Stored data

** START **

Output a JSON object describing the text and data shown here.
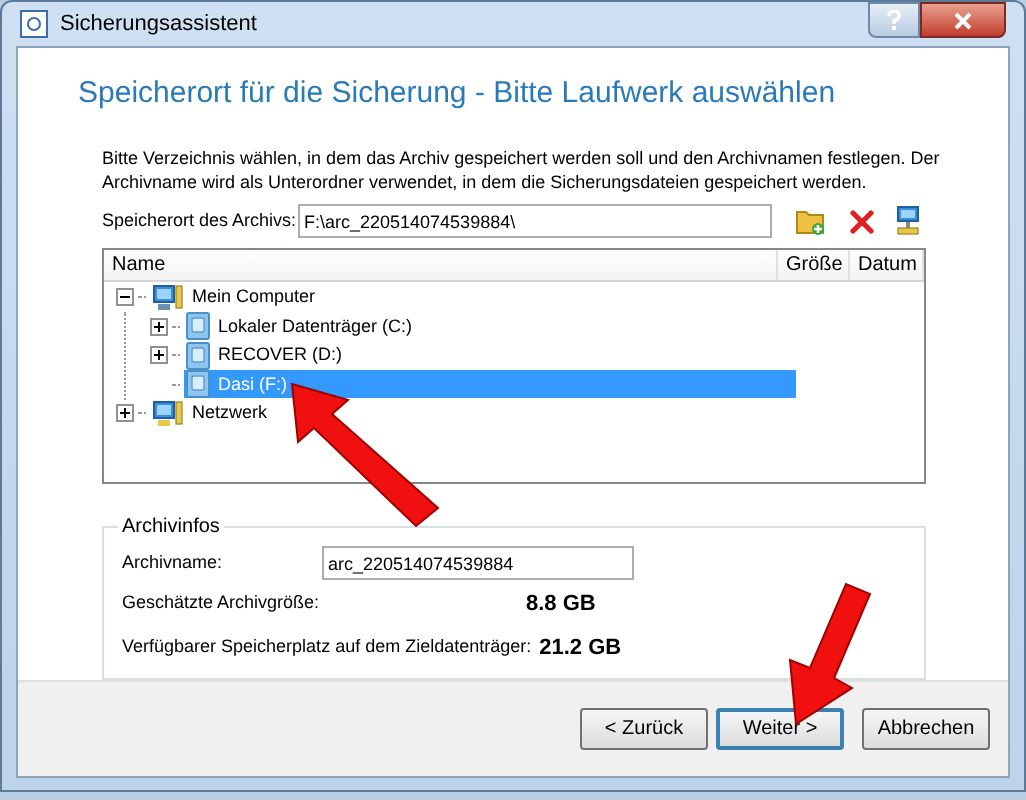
{
  "window": {
    "title": "Sicherungsassistent"
  },
  "heading": "Speicherort für die Sicherung - Bitte Laufwerk auswählen",
  "description": "Bitte Verzeichnis wählen, in dem das Archiv gespeichert werden soll und den Archivnamen festlegen. Der Archivname wird als Unterordner verwendet, in dem die Sicherungsdateien gespeichert werden.",
  "location": {
    "label": "Speicherort des Archivs:",
    "value": "F:\\arc_220514074539884\\"
  },
  "tree": {
    "columns": [
      "Name",
      "Größe",
      "Datum"
    ],
    "items": [
      {
        "kind": "computer",
        "label": "Mein Computer",
        "expanded": true,
        "selected": false,
        "children": [
          {
            "kind": "drive",
            "label": "Lokaler Datenträger (C:)",
            "expanded": false,
            "selected": false
          },
          {
            "kind": "drive",
            "label": "RECOVER (D:)",
            "expanded": false,
            "selected": false
          },
          {
            "kind": "drive",
            "label": "Dasi (F:)",
            "selected": true
          }
        ]
      },
      {
        "kind": "network",
        "label": "Netzwerk",
        "expanded": false,
        "selected": false
      }
    ]
  },
  "archive_info": {
    "title": "Archivinfos",
    "name_label": "Archivname:",
    "name_value": "arc_220514074539884",
    "rows": [
      {
        "label": "Geschätzte Archivgröße:",
        "value": "8.8 GB"
      },
      {
        "label": "Verfügbarer Speicherplatz auf dem Zieldatenträger:",
        "value": "21.2 GB"
      }
    ]
  },
  "buttons": [
    {
      "label": "< Zurück",
      "selected": false
    },
    {
      "label": "Weiter >",
      "selected": true
    },
    {
      "label": "Abbrechen",
      "selected": false
    }
  ]
}
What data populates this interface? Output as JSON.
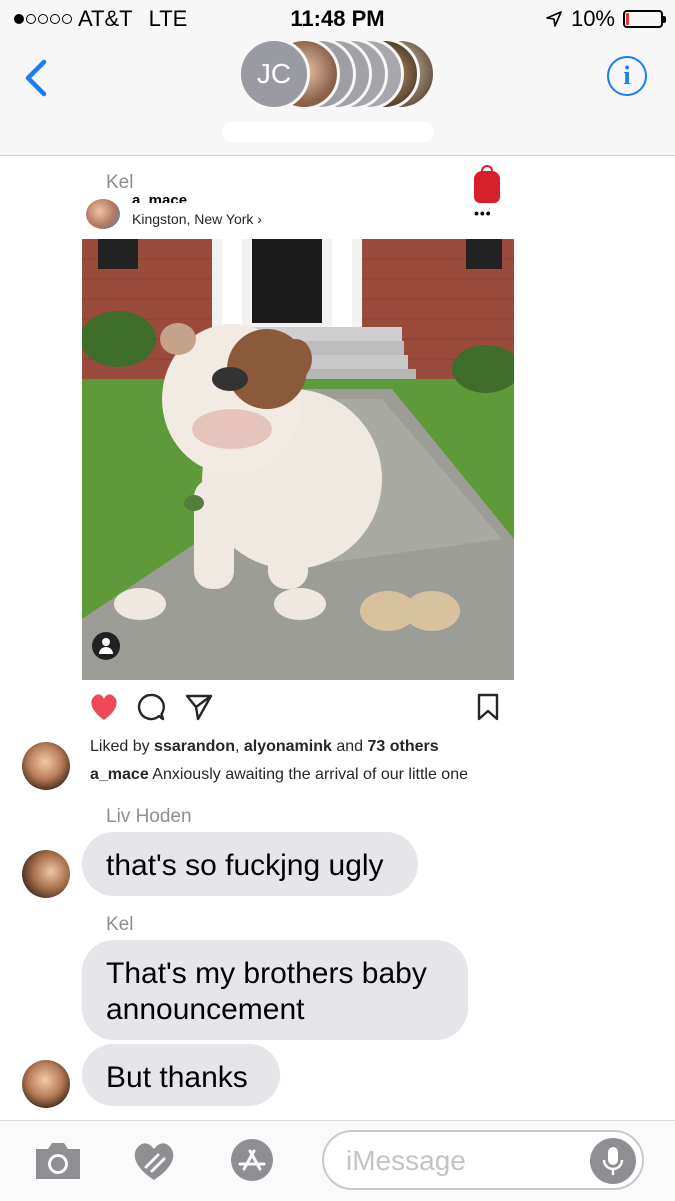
{
  "status_bar": {
    "carrier": "AT&T",
    "network": "LTE",
    "time": "11:48 PM",
    "battery": "10%",
    "battery_level": 0.1,
    "signal_dots_filled": 1,
    "signal_dots_total": 5
  },
  "header": {
    "group_initials": "JC",
    "accent_color": "#1a7cf5"
  },
  "messages": [
    {
      "sender": "Kel",
      "type": "shared-instagram-post"
    },
    {
      "sender": "Liv Hoden",
      "text": "that's so fuckjng ugly"
    },
    {
      "sender": "Kel",
      "text": "That's my brothers baby announcement"
    },
    {
      "sender": "",
      "text": "But thanks"
    }
  ],
  "post": {
    "username": "a_mace",
    "location": "Kingston, New York ›",
    "liked_by_prefix": "Liked by ",
    "liked_user1": "ssarandon",
    "liked_sep": ", ",
    "liked_user2": "alyonamink",
    "liked_and": " and ",
    "liked_others": "73 others",
    "caption_user": "a_mace",
    "caption_text": " Anxiously awaiting the arrival of our little one",
    "heart_color": "#ed4956"
  },
  "input_bar": {
    "placeholder": "iMessage"
  },
  "icons": [
    "back-chevron-icon",
    "info-icon",
    "camera-icon",
    "digital-touch-heart-icon",
    "app-store-icon",
    "microphone-icon",
    "heart-icon",
    "comment-icon",
    "share-icon",
    "bookmark-icon",
    "backpack-icon",
    "more-icon",
    "person-tag-icon"
  ]
}
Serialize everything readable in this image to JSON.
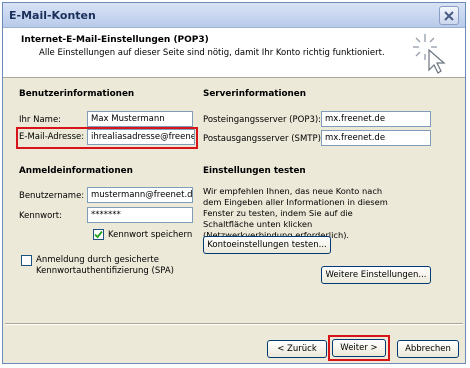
{
  "window": {
    "title": "E-Mail-Konten",
    "close_icon": "close-icon"
  },
  "header": {
    "title": "Internet-E-Mail-Einstellungen (POP3)",
    "subtitle": "Alle Einstellungen auf dieser Seite sind nötig, damit Ihr Konto richtig funktioniert.",
    "icon": "wizard-sparkle-cursor-icon"
  },
  "user_info": {
    "title": "Benutzerinformationen",
    "name_label": "Ihr Name:",
    "name_value": "Max Mustermann",
    "email_label": "E-Mail-Adresse:",
    "email_value": "ihrealiasadresse@freenet.de"
  },
  "server_info": {
    "title": "Serverinformationen",
    "incoming_label": "Posteingangsserver (POP3):",
    "incoming_value": "mx.freenet.de",
    "outgoing_label": "Postausgangsserver (SMTP):",
    "outgoing_value": "mx.freenet.de"
  },
  "login_info": {
    "title": "Anmeldeinformationen",
    "username_label": "Benutzername:",
    "username_value": "mustermann@freenet.de",
    "password_label": "Kennwort:",
    "password_value": "*******",
    "save_password_label": "Kennwort speichern",
    "save_password_checked": true,
    "spa_label_line1": "Anmeldung durch gesicherte",
    "spa_label_line2": "Kennwortauthentifizierung (SPA)",
    "spa_checked": false
  },
  "test_settings": {
    "title": "Einstellungen testen",
    "description": "Wir empfehlen Ihnen, das neue Konto nach dem Eingeben aller Informationen in diesem Fenster zu testen, indem Sie auf die Schaltfläche unten klicken (Netzwerkverbindung erforderlich).",
    "test_button": "Kontoeinstellungen testen...",
    "more_settings_button": "Weitere Einstellungen..."
  },
  "footer": {
    "back_button": "< Zurück",
    "next_button": "Weiter >",
    "cancel_button": "Abbrechen"
  },
  "colors": {
    "highlight": "#d7141a",
    "dialog_bg": "#ece9d8",
    "title_text": "#1a2f5a"
  }
}
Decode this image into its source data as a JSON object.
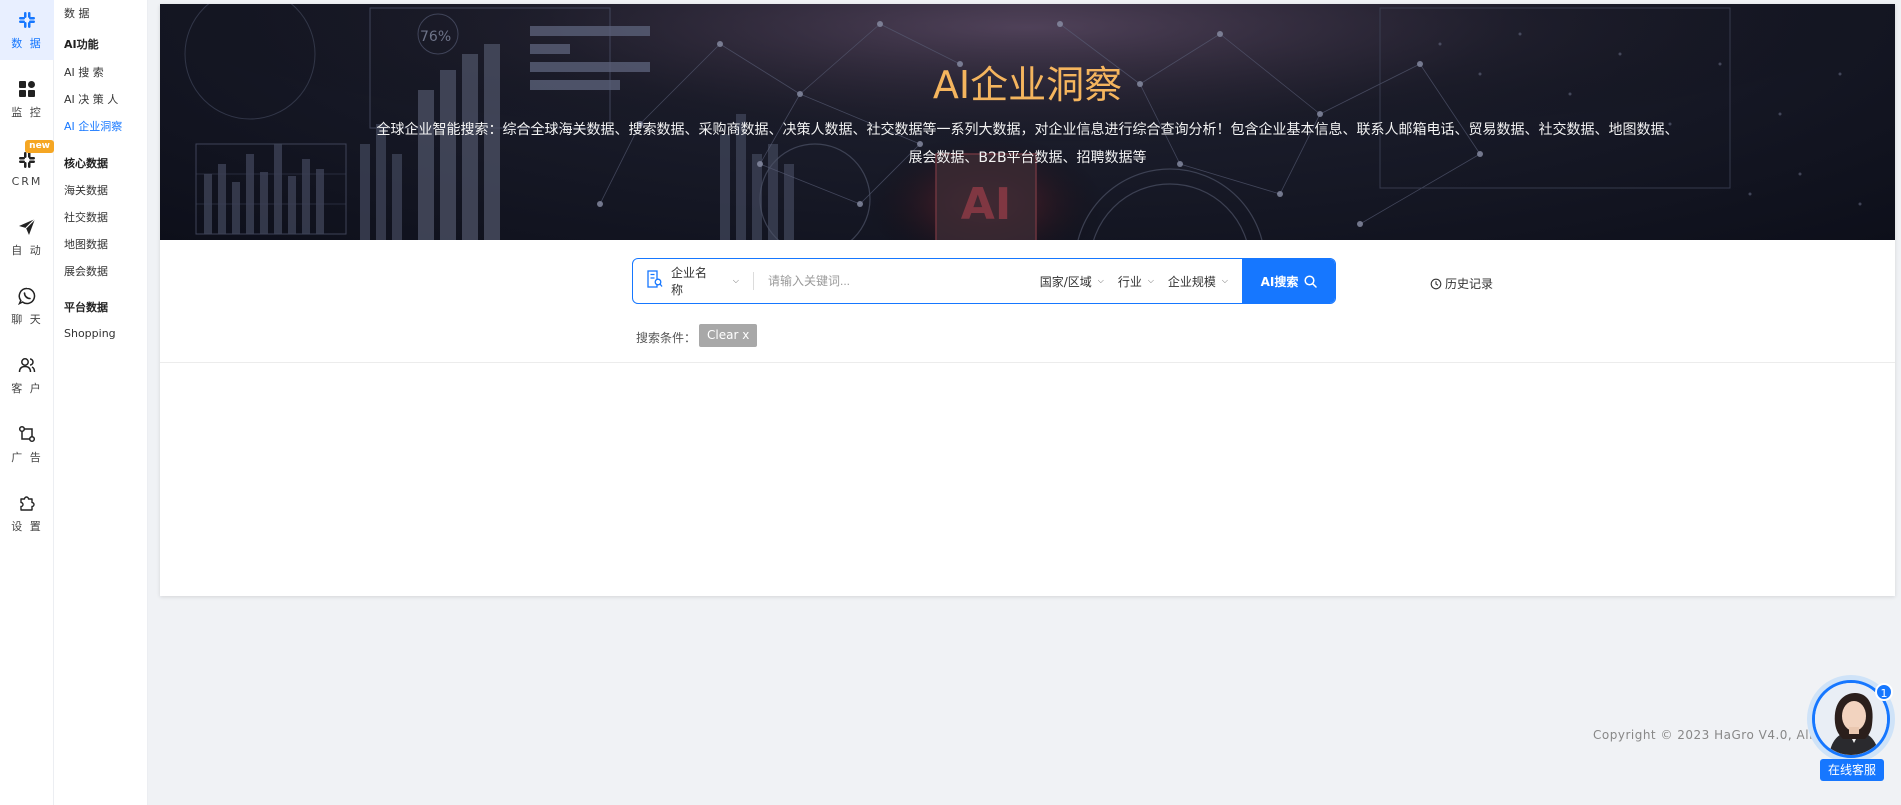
{
  "rail": {
    "items": [
      {
        "label": "数 据",
        "icon": "grid-hash-icon"
      },
      {
        "label": "监 控",
        "icon": "dashboard-icon"
      },
      {
        "label": "CRM",
        "icon": "crm-icon",
        "badge": "new"
      },
      {
        "label": "自 动",
        "icon": "paper-plane-icon"
      },
      {
        "label": "聊 天",
        "icon": "whatsapp-icon"
      },
      {
        "label": "客 户",
        "icon": "users-icon"
      },
      {
        "label": "广 告",
        "icon": "flow-icon"
      },
      {
        "label": "设 置",
        "icon": "puzzle-icon"
      }
    ]
  },
  "submenu": {
    "top_item": "数 据",
    "ai_group": "AI功能",
    "ai_items": [
      "AI 搜 索",
      "AI 决 策 人",
      "AI 企业洞察"
    ],
    "core_group": "核心数据",
    "core_items": [
      "海关数据",
      "社交数据",
      "地图数据",
      "展会数据"
    ],
    "platform_group": "平台数据",
    "platform_items": [
      "Shopping"
    ]
  },
  "hero": {
    "title": "AI企业洞察",
    "description_line1": "全球企业智能搜索：综合全球海关数据、搜索数据、采购商数据、决策人数据、社交数据等一系列大数据，对企业信息进行综合查询分析！包含企业基本信息、联系人邮箱电话、贸易数据、社交数据、地图数据、",
    "description_line2": "展会数据、B2B平台数据、招聘数据等",
    "decor_percent": "76%",
    "decor_ai": "AI"
  },
  "search": {
    "type_selector": "企业名称",
    "placeholder": "请输入关键词...",
    "filters": [
      "国家/区域",
      "行业",
      "企业规模"
    ],
    "button_label": "AI搜索",
    "history_label": "历史记录",
    "conditions_label": "搜索条件：",
    "clear_label": "Clear x"
  },
  "footer": {
    "copyright": "Copyright © 2023 HaGro V4.0, All ri"
  },
  "service": {
    "label": "在线客服",
    "badge_count": "1"
  },
  "colors": {
    "accent": "#1677ff",
    "title_gold": "#f5b55e",
    "new_badge": "#f5a623"
  }
}
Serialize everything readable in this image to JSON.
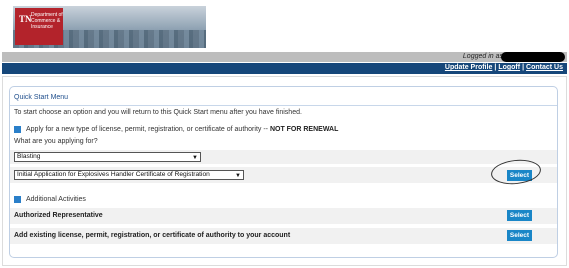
{
  "banner": {
    "logo_mark": "TN",
    "logo_text": "Department of Commerce & Insurance"
  },
  "session": {
    "logged_in_label": "Logged in as"
  },
  "top_links": {
    "update_profile": "Update Profile",
    "logoff": "Logoff",
    "contact_us": "Contact Us",
    "separator": "|"
  },
  "quick_start": {
    "title": "Quick Start Menu",
    "intro": "To start choose an option and you will return to this Quick Start menu after you have finished.",
    "apply_section": {
      "label": "Apply for a new type of license, permit, registration, or certificate of authority -- ",
      "label_emphasis": "NOT FOR RENEWAL",
      "question": "What are you applying for?",
      "category_select_value": "Blasting",
      "application_select_value": "Initial Application for Explosives Handler Certificate of Registration",
      "select_button": "Select"
    },
    "additional_activities": {
      "label": "Additional Activities",
      "items": [
        {
          "label": "Authorized Representative",
          "button": "Select"
        },
        {
          "label": "Add existing license, permit, registration, or certificate of authority to your account",
          "button": "Select"
        }
      ]
    }
  },
  "colors": {
    "nav_bar": "#16477a",
    "accent_button": "#1a86c7",
    "section_square": "#2a7fc9",
    "title_blue": "#1f4e8c",
    "logo_red": "#b3232b"
  },
  "icons": [
    "section-square-icon",
    "dropdown-arrow-icon"
  ]
}
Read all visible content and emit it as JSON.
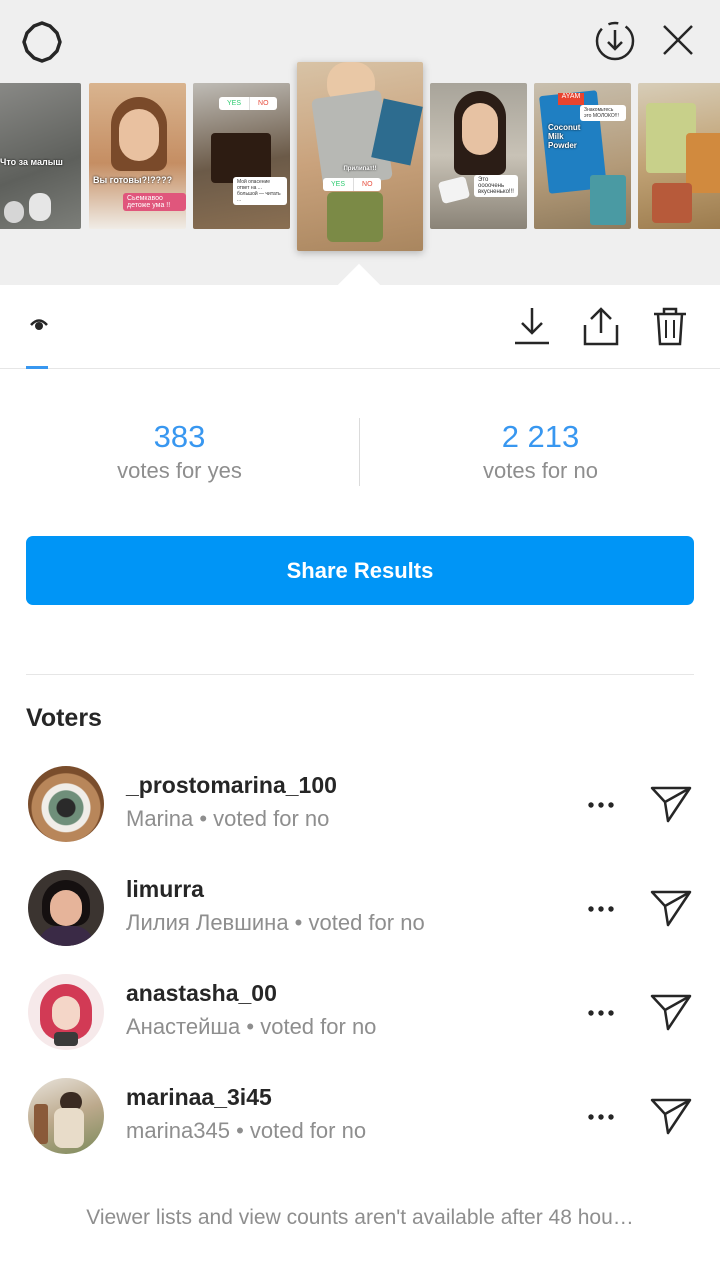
{
  "tray": {
    "thumbs": [
      {
        "caption": "Что за малыш"
      },
      {
        "caption": "Вы готовы?!????",
        "sub": "Сьемкавоо детоже ума !!"
      },
      {
        "caption": "",
        "poll_yes": "YES",
        "poll_no": "NO",
        "note": "Мой опасение ответ на ... большой — читать ..."
      },
      {
        "caption": "Прилипат!!",
        "poll_yes": "YES",
        "poll_no": "NO"
      },
      {
        "caption": "Это оооочень вкусненько!!!"
      },
      {
        "caption": "Coconut Milk Powder",
        "brand": "AYAM",
        "note": "Знакомьтесь это МОЛОКО!!!"
      },
      {
        "caption": ""
      }
    ]
  },
  "results": {
    "yes_count": "383",
    "yes_label": "votes for yes",
    "no_count": "2 213",
    "no_label": "votes for no"
  },
  "share_label": "Share Results",
  "voters_heading": "Voters",
  "voters": [
    {
      "username": "_prostomarina_100",
      "meta": "Marina • voted for no"
    },
    {
      "username": "limurra",
      "meta": "Лилия Левшина • voted for no"
    },
    {
      "username": "anastasha_00",
      "meta": "Анастейша • voted for no"
    },
    {
      "username": "marinaa_3i45",
      "meta": "marina345 • voted for no"
    }
  ],
  "footer_text": "Viewer lists and view counts aren't available after 48 hou…",
  "colors": {
    "accent": "#0095f6",
    "link": "#3897f0",
    "muted": "#8e8e8e"
  },
  "icons": {
    "settings": "gear-icon",
    "save": "download-circle-icon",
    "close": "close-icon",
    "views": "eye-icon",
    "download": "download-icon",
    "share": "share-icon",
    "delete": "trash-icon",
    "more": "more-dots-icon",
    "send": "send-icon"
  }
}
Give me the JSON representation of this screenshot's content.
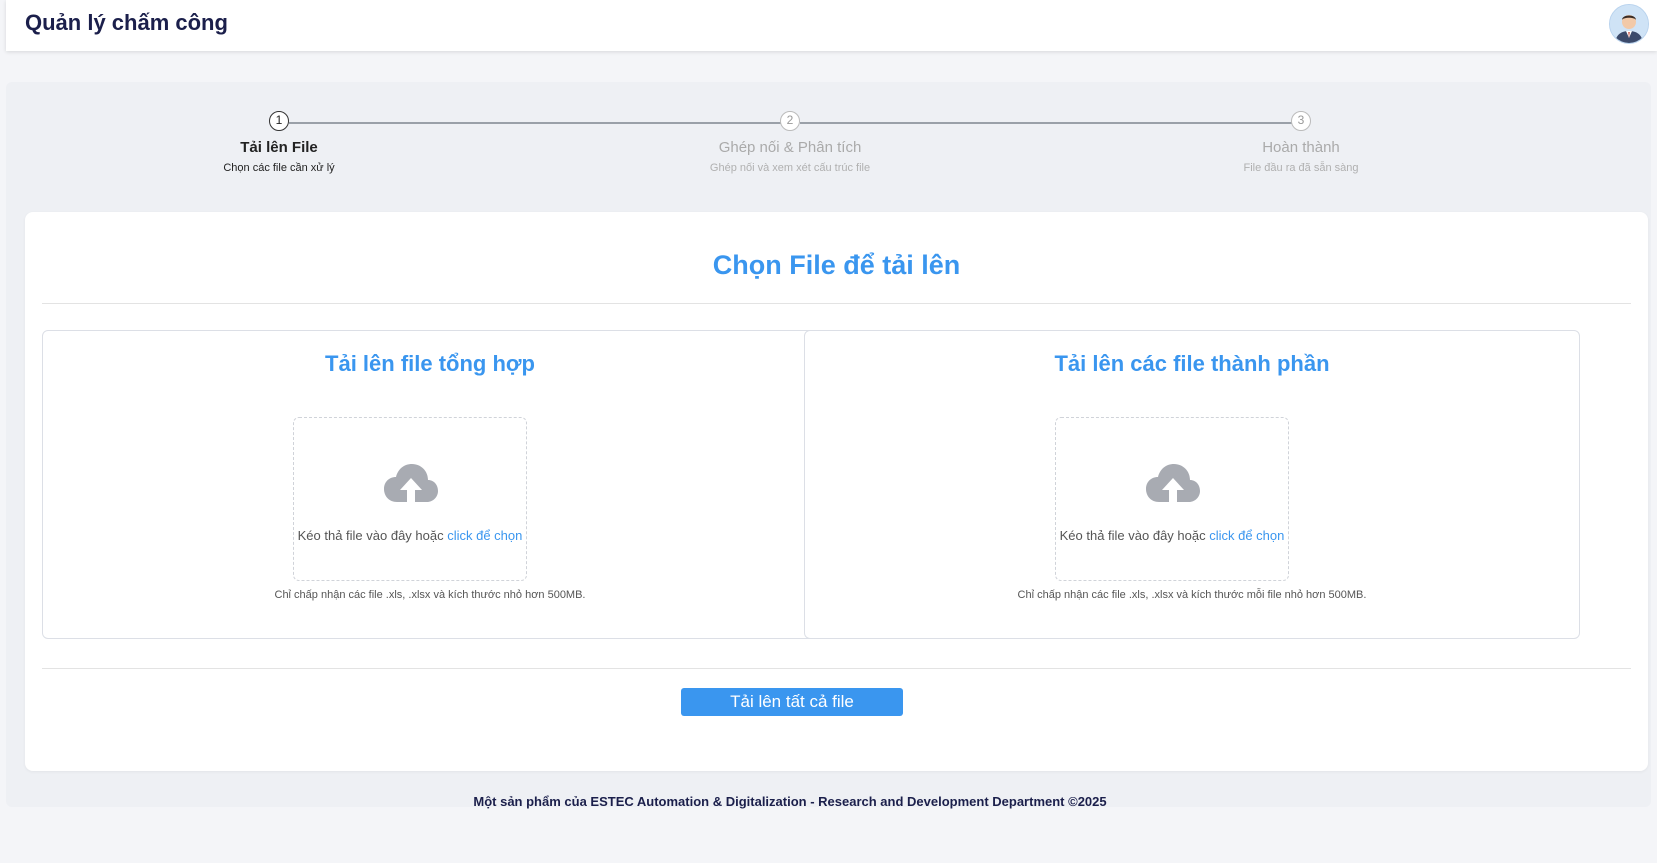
{
  "app": {
    "title": "Quản lý chấm công"
  },
  "stepper": {
    "steps": [
      {
        "number": "1",
        "title": "Tải lên File",
        "subtitle": "Chọn các file cần xử lý",
        "active": true
      },
      {
        "number": "2",
        "title": "Ghép nối & Phân tích",
        "subtitle": "Ghép nối và xem xét cấu trúc file",
        "active": false
      },
      {
        "number": "3",
        "title": "Hoàn thành",
        "subtitle": "File đầu ra đã sẵn sàng",
        "active": false
      }
    ]
  },
  "card": {
    "title": "Chọn File để tải lên",
    "panels": [
      {
        "title": "Tải lên file tổng hợp",
        "drop_text": "Kéo thả file vào đây hoặc ",
        "drop_link": "click để chọn",
        "hint": "Chỉ chấp nhận các file .xls, .xlsx và kích thước nhỏ hơn 500MB.",
        "icon": "cloud-upload-icon"
      },
      {
        "title": "Tải lên các file thành phần",
        "drop_text": "Kéo thả file vào đây hoặc ",
        "drop_link": "click để chọn",
        "hint": "Chỉ chấp nhận các file .xls, .xlsx và kích thước mỗi file nhỏ hơn 500MB.",
        "icon": "cloud-upload-icon"
      }
    ],
    "upload_all_label": "Tải lên tất cả file"
  },
  "footer": {
    "text": "Một sản phẩm của ESTEC Automation & Digitalization - Research and Development Department ©2025"
  },
  "colors": {
    "accent": "#3a96ef",
    "title": "#1b1f4b",
    "icon": "#a8abb2"
  }
}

** END **

__TO DO__. Show, from the material above, each line that includes the string "placeholder".

__THE ANSWER__.
    "placeholder": "iMessage"
    "placeholder": "请输入关键词...",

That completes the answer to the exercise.